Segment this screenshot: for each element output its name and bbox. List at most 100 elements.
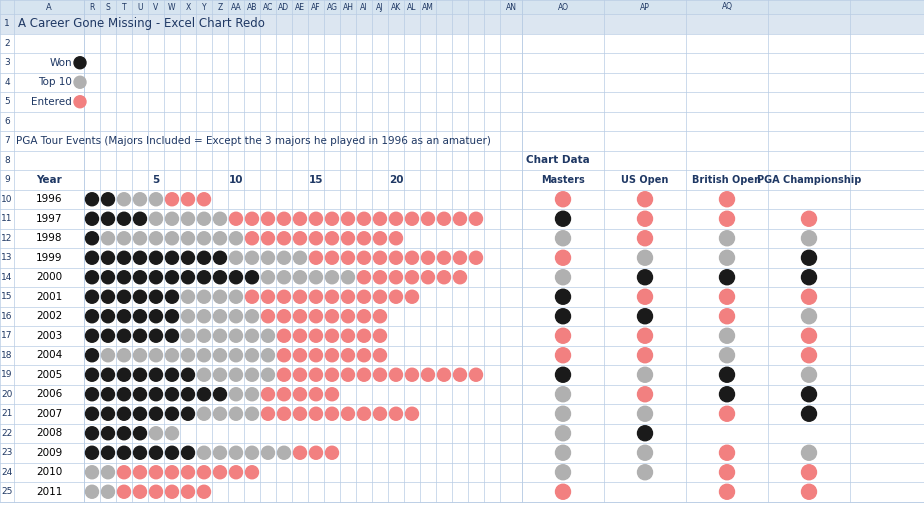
- Text: AI: AI: [360, 3, 368, 12]
- Circle shape: [277, 310, 290, 323]
- Text: 1998: 1998: [36, 233, 62, 243]
- Circle shape: [261, 446, 274, 459]
- Circle shape: [117, 212, 130, 225]
- Circle shape: [310, 310, 322, 323]
- Circle shape: [261, 271, 274, 284]
- Circle shape: [117, 466, 130, 479]
- Circle shape: [86, 368, 99, 381]
- Circle shape: [74, 96, 86, 108]
- Text: 20: 20: [389, 175, 403, 185]
- Circle shape: [801, 367, 817, 382]
- Circle shape: [437, 212, 451, 225]
- Circle shape: [310, 329, 322, 342]
- Circle shape: [150, 407, 163, 420]
- Circle shape: [277, 388, 290, 401]
- Circle shape: [720, 367, 735, 382]
- Circle shape: [261, 407, 274, 420]
- Bar: [0, 0, 924, 14]
- Circle shape: [117, 329, 130, 342]
- Circle shape: [246, 407, 259, 420]
- Circle shape: [86, 427, 99, 440]
- Text: 18: 18: [1, 351, 13, 360]
- Circle shape: [801, 406, 817, 421]
- Circle shape: [294, 212, 307, 225]
- Circle shape: [165, 466, 178, 479]
- Circle shape: [102, 329, 115, 342]
- Text: 5: 5: [152, 175, 160, 185]
- Circle shape: [555, 211, 570, 226]
- Circle shape: [150, 466, 163, 479]
- Text: 3: 3: [4, 58, 10, 67]
- Circle shape: [373, 329, 386, 342]
- Circle shape: [720, 211, 735, 226]
- Circle shape: [390, 368, 403, 381]
- Circle shape: [638, 465, 652, 480]
- Circle shape: [801, 465, 817, 480]
- Text: AB: AB: [247, 3, 257, 12]
- Circle shape: [102, 251, 115, 264]
- Circle shape: [277, 368, 290, 381]
- Text: 7: 7: [4, 136, 10, 145]
- Circle shape: [102, 193, 115, 206]
- Text: 1: 1: [4, 19, 10, 28]
- Circle shape: [325, 349, 338, 362]
- Circle shape: [86, 193, 99, 206]
- Circle shape: [102, 466, 115, 479]
- Circle shape: [198, 193, 211, 206]
- Circle shape: [213, 446, 226, 459]
- Circle shape: [390, 271, 403, 284]
- Text: A: A: [46, 3, 52, 12]
- Circle shape: [246, 466, 259, 479]
- Circle shape: [294, 271, 307, 284]
- Circle shape: [86, 388, 99, 401]
- Circle shape: [213, 232, 226, 245]
- Circle shape: [358, 407, 371, 420]
- Circle shape: [86, 290, 99, 303]
- Circle shape: [277, 407, 290, 420]
- Circle shape: [358, 251, 371, 264]
- Circle shape: [86, 212, 99, 225]
- Circle shape: [342, 407, 355, 420]
- Circle shape: [229, 310, 242, 323]
- Text: Entered: Entered: [31, 97, 72, 107]
- Circle shape: [358, 368, 371, 381]
- Text: 2: 2: [5, 39, 10, 48]
- Circle shape: [373, 212, 386, 225]
- Circle shape: [310, 290, 322, 303]
- Circle shape: [310, 251, 322, 264]
- Circle shape: [150, 368, 163, 381]
- Circle shape: [294, 290, 307, 303]
- Circle shape: [246, 251, 259, 264]
- Text: Top 10: Top 10: [38, 77, 72, 87]
- Circle shape: [801, 289, 817, 304]
- Circle shape: [294, 310, 307, 323]
- Circle shape: [261, 232, 274, 245]
- Circle shape: [294, 251, 307, 264]
- Text: 4: 4: [5, 78, 10, 87]
- Circle shape: [117, 251, 130, 264]
- Circle shape: [150, 388, 163, 401]
- Text: 9: 9: [4, 175, 10, 184]
- Circle shape: [555, 465, 570, 480]
- Circle shape: [469, 212, 482, 225]
- Circle shape: [133, 212, 147, 225]
- Circle shape: [555, 484, 570, 499]
- Circle shape: [74, 76, 86, 88]
- Circle shape: [150, 193, 163, 206]
- Text: 5: 5: [4, 97, 10, 106]
- Circle shape: [86, 271, 99, 284]
- Text: X: X: [186, 3, 190, 12]
- Circle shape: [86, 349, 99, 362]
- Text: 15: 15: [309, 175, 323, 185]
- Circle shape: [555, 367, 570, 382]
- Circle shape: [229, 271, 242, 284]
- Circle shape: [102, 407, 115, 420]
- Text: AP: AP: [640, 3, 650, 12]
- Text: Masters: Masters: [541, 175, 585, 185]
- Circle shape: [86, 485, 99, 498]
- Circle shape: [198, 232, 211, 245]
- Circle shape: [325, 407, 338, 420]
- Circle shape: [213, 388, 226, 401]
- Text: 1996: 1996: [36, 194, 62, 204]
- Text: 13: 13: [1, 253, 13, 262]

GOAL OF THE EXERCISE:
Update the lines from the one with "- Text: AI: AI: [360, 3, 368, 12]" up to and including the one with "- Circle shape: [150, 407, 163, 420]", changing every "Circle shape" to "Circle" and leaving everything else as it is. Give only those lines.

REPLY:
- Text: AI: AI: [360, 3, 368, 12]
- Circle: [277, 310, 290, 323]
- Text: 1998: 1998: [36, 233, 62, 243]
- Circle: [261, 446, 274, 459]
- Circle: [117, 212, 130, 225]
- Circle: [310, 310, 322, 323]
- Circle: [261, 271, 274, 284]
- Circle: [117, 466, 130, 479]
- Circle: [86, 368, 99, 381]
- Circle: [74, 96, 86, 108]
- Text: 20: 20: [389, 175, 403, 185]
- Circle: [801, 367, 817, 382]
- Circle: [437, 212, 451, 225]
- Circle: [310, 329, 322, 342]
- Circle: [150, 407, 163, 420]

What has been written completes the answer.